■ **GIVEN EXERCISE**: Extract all lines containing "spinal".

(Saved entries)
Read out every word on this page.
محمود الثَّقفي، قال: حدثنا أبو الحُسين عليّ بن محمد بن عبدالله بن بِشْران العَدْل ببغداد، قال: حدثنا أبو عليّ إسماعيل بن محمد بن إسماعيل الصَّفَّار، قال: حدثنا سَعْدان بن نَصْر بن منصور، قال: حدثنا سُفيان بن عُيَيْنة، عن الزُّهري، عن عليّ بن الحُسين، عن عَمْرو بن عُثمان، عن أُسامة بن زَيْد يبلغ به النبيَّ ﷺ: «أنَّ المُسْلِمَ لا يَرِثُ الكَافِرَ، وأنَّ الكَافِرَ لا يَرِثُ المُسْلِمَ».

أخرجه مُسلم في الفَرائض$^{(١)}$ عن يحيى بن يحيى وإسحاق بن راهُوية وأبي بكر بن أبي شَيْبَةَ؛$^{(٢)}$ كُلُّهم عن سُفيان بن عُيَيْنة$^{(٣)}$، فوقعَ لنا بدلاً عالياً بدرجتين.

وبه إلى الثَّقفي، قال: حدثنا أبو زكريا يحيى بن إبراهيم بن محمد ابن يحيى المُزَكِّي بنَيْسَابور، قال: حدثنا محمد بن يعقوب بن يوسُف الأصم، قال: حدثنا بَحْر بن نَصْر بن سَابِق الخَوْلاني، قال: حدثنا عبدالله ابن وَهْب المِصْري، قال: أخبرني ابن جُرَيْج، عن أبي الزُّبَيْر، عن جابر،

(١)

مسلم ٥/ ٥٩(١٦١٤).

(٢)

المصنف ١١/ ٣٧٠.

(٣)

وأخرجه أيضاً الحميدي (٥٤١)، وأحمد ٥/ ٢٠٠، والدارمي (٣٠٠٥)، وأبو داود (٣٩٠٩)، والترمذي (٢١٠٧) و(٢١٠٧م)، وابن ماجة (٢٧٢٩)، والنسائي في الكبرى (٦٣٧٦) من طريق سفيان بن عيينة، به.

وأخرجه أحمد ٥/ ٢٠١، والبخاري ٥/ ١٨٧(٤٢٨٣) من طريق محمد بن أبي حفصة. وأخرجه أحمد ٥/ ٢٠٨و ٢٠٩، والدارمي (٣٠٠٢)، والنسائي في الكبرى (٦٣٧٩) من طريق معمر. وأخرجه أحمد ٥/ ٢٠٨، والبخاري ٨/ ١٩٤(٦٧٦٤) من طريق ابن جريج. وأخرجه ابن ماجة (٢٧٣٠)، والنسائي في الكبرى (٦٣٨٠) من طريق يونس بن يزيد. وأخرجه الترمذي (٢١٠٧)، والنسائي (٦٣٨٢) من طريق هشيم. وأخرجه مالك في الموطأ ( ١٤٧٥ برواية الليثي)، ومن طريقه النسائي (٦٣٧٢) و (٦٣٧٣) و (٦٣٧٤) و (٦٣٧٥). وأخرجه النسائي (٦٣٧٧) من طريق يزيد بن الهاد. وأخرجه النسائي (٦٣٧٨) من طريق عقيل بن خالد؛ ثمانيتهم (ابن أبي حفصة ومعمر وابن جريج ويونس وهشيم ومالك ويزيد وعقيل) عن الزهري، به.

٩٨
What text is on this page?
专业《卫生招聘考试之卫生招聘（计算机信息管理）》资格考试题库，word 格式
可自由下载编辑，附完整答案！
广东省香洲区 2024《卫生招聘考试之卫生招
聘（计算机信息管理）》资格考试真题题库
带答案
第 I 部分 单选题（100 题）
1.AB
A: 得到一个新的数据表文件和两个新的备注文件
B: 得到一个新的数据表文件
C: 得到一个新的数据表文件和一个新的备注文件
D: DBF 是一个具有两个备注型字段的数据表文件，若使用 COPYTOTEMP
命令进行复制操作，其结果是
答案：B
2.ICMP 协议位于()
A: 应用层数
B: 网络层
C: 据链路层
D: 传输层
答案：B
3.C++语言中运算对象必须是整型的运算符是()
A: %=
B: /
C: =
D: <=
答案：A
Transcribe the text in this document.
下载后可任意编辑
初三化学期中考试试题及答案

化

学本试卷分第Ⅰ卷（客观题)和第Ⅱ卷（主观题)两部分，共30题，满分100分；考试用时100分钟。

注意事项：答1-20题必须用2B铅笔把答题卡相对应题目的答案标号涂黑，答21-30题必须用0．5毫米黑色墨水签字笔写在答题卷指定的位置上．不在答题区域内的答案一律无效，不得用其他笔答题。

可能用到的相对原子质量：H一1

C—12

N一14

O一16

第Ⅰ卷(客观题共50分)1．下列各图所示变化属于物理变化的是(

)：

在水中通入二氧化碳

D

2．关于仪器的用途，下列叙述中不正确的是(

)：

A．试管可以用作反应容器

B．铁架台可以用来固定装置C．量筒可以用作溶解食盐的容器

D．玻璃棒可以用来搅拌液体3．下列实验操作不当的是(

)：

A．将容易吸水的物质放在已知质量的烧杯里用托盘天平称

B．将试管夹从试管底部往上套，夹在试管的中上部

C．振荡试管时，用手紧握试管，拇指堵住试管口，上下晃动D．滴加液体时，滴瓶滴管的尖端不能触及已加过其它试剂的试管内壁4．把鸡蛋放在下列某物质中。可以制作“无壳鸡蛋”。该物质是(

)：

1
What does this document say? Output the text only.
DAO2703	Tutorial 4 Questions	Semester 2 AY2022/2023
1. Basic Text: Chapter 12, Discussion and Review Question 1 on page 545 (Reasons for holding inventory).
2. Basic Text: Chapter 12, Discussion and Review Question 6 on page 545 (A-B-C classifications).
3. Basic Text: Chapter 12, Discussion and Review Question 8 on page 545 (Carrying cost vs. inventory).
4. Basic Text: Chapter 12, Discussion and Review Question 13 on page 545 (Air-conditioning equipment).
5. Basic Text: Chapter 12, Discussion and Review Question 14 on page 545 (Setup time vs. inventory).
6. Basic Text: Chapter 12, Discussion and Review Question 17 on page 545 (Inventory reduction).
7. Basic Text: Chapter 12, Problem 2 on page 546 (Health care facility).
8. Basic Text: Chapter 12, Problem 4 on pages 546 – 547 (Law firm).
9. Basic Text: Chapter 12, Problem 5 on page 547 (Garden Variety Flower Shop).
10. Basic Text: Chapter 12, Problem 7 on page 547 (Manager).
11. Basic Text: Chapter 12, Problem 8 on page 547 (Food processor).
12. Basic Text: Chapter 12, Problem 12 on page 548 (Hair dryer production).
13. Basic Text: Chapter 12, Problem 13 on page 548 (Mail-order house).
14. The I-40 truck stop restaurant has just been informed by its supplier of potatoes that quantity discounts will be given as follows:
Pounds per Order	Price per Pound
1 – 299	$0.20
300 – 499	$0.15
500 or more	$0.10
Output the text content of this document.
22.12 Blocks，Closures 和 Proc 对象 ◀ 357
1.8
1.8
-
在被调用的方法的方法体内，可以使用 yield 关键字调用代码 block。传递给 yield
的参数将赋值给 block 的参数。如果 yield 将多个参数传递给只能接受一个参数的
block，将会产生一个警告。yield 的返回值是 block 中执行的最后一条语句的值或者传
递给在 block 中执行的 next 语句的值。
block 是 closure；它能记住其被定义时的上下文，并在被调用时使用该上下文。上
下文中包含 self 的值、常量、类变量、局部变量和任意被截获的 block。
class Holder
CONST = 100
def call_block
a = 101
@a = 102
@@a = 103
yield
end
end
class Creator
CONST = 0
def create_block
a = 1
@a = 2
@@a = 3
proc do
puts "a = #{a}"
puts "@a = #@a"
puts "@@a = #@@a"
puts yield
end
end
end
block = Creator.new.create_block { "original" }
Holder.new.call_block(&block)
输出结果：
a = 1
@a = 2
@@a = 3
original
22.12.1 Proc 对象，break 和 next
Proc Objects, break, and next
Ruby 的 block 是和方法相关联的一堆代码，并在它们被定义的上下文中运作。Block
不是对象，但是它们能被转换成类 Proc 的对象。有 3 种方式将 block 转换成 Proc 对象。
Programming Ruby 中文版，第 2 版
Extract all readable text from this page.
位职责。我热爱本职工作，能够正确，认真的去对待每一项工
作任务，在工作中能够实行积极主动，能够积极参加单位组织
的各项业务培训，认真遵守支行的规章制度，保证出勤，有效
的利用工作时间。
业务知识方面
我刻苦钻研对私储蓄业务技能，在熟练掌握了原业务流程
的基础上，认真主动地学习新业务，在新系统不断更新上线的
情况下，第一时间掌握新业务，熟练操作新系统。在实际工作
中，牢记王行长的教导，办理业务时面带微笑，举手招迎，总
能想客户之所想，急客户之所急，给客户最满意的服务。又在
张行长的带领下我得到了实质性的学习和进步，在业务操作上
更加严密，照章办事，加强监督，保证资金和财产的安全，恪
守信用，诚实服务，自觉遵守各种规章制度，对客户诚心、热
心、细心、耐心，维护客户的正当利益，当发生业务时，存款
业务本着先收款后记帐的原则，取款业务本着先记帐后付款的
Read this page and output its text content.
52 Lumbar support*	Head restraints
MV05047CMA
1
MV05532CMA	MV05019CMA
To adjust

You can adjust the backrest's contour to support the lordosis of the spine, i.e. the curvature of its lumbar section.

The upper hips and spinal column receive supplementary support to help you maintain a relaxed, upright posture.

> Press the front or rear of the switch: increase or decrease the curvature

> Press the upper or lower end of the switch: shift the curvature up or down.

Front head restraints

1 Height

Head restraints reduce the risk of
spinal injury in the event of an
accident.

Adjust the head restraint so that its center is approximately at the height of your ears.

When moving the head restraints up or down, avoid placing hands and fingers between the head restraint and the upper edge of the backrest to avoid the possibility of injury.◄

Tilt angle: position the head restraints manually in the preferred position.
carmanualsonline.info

■ **THE ANSWER**:
The upper hips and spinal column receive supplementary support to help you maintain a relaxed, upright posture.
spinal injury in the event of an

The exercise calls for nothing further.